INSTRUCTIONS TO FOLLOW — From the entries below, copy out every line with "للمادة" in it.

-- START --

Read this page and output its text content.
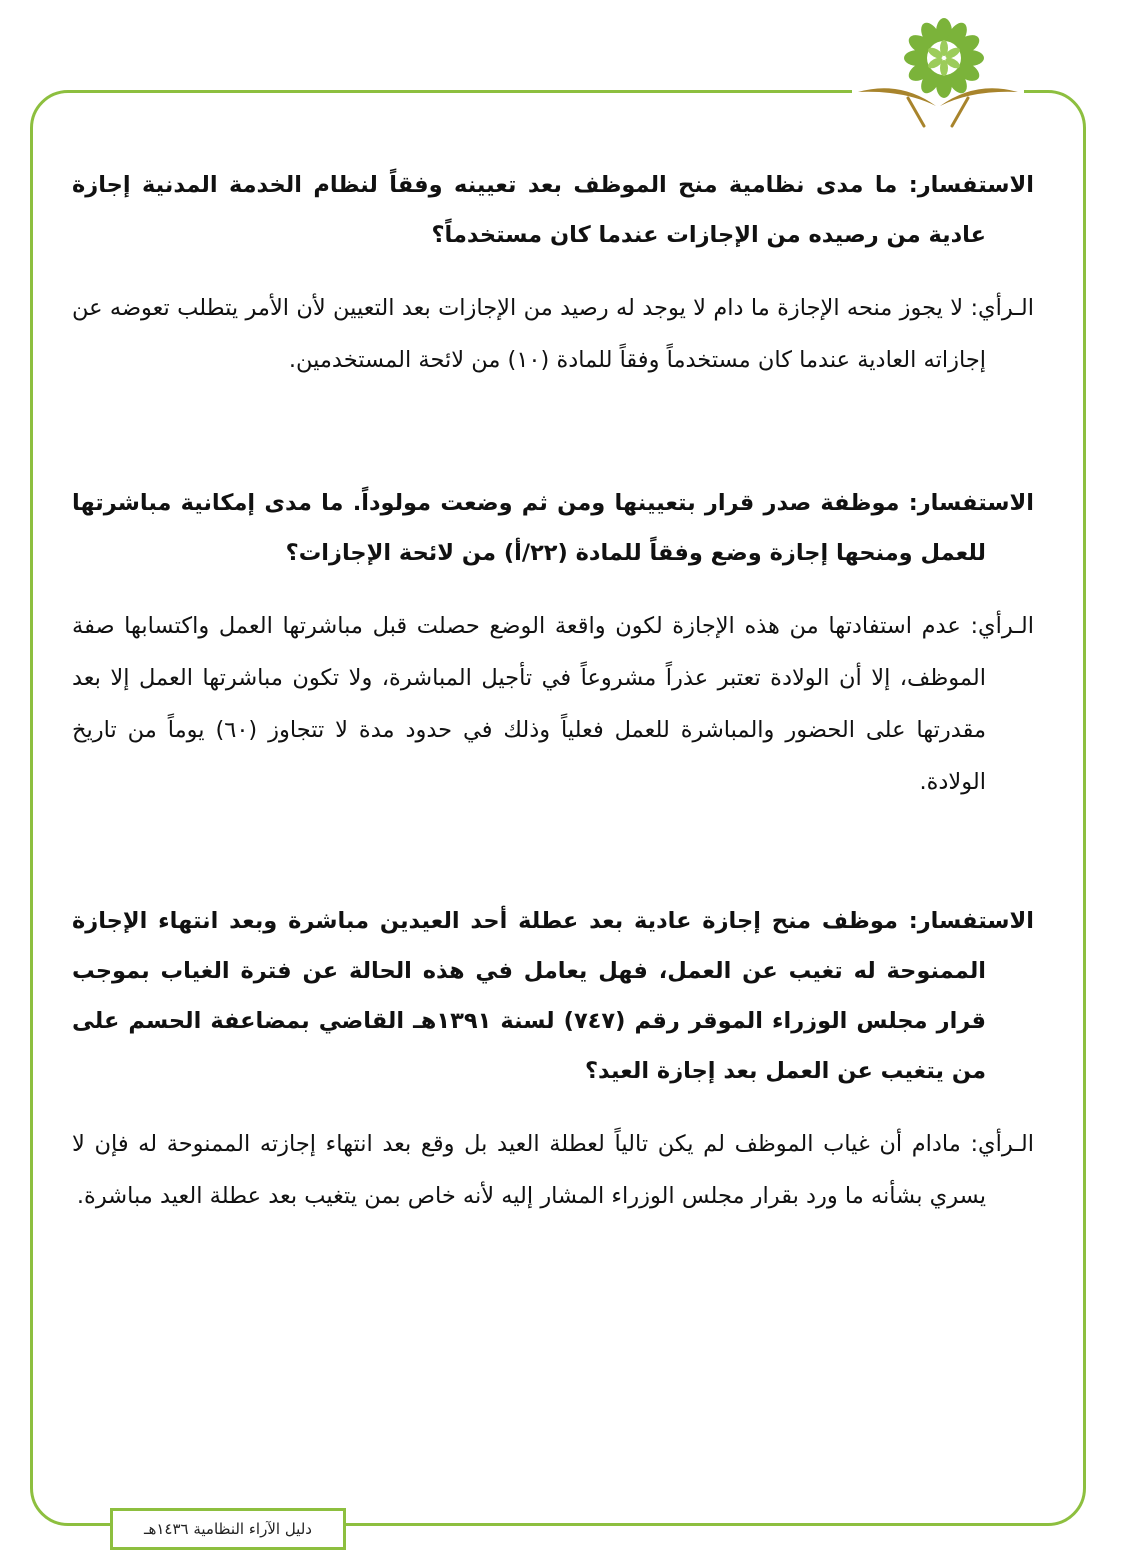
الاستفسار: ما مدى نظامية منح الموظف بعد تعيينه وفقاً لنظام الخدمة المدنية إجازة عادية من رصيده من الإجازات عندما كان مستخدماً؟

الـرأي: لا يجوز منحه الإجازة ما دام لا يوجد له رصيد من الإجازات بعد التعيين لأن الأمر يتطلب تعوضه عن إجازاته العادية عندما كان مستخدماً وفقاً للمادة (١٠) من لائحة المستخدمين.

الاستفسار: موظفة صدر قرار بتعيينها ومن ثم وضعت مولوداً. ما مدى إمكانية مباشرتها للعمل ومنحها إجازة وضع وفقاً للمادة (٢٢/أ) من لائحة الإجازات؟

الـرأي: عدم استفادتها من هذه الإجازة لكون واقعة الوضع حصلت قبل مباشرتها العمل واكتسابها صفة الموظف، إلا أن الولادة تعتبر عذراً مشروعاً في تأجيل المباشرة، ولا تكون مباشرتها العمل إلا بعد مقدرتها على الحضور والمباشرة للعمل فعلياً وذلك في حدود مدة لا تتجاوز (٦٠) يوماً من تاريخ الولادة.

الاستفسار: موظف منح إجازة عادية بعد عطلة أحد العيدين مباشرة وبعد انتهاء الإجازة الممنوحة له تغيب عن العمل، فهل يعامل في هذه الحالة عن فترة الغياب بموجب قرار مجلس الوزراء الموقر رقم (٧٤٧) لسنة ١٣٩١هـ القاضي بمضاعفة الحسم على من يتغيب عن العمل بعد إجازة العيد؟

الـرأي: مادام أن غياب الموظف لم يكن تالياً لعطلة العيد بل وقع بعد انتهاء إجازته الممنوحة له فإن لا يسري بشأنه ما ورد بقرار مجلس الوزراء المشار إليه لأنه خاص بمن يتغيب بعد عطلة العيد مباشرة.

دليل الآراء النظامية ١٤٣٦هـ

-- END --

SOLUTION TO THIS PROBLEM —
الـرأي: لا يجوز منحه الإجازة ما دام لا يوجد له رصيد من الإجازات بعد التعيين لأن الأمر يتطلب تعوضه عن إجازاته العادية عندما كان مستخدماً وفقاً للمادة (١٠) من لائحة المستخدمين.
الاستفسار: موظفة صدر قرار بتعيينها ومن ثم وضعت مولوداً. ما مدى إمكانية مباشرتها للعمل ومنحها إجازة وضع وفقاً للمادة (٢٢/أ) من لائحة الإجازات؟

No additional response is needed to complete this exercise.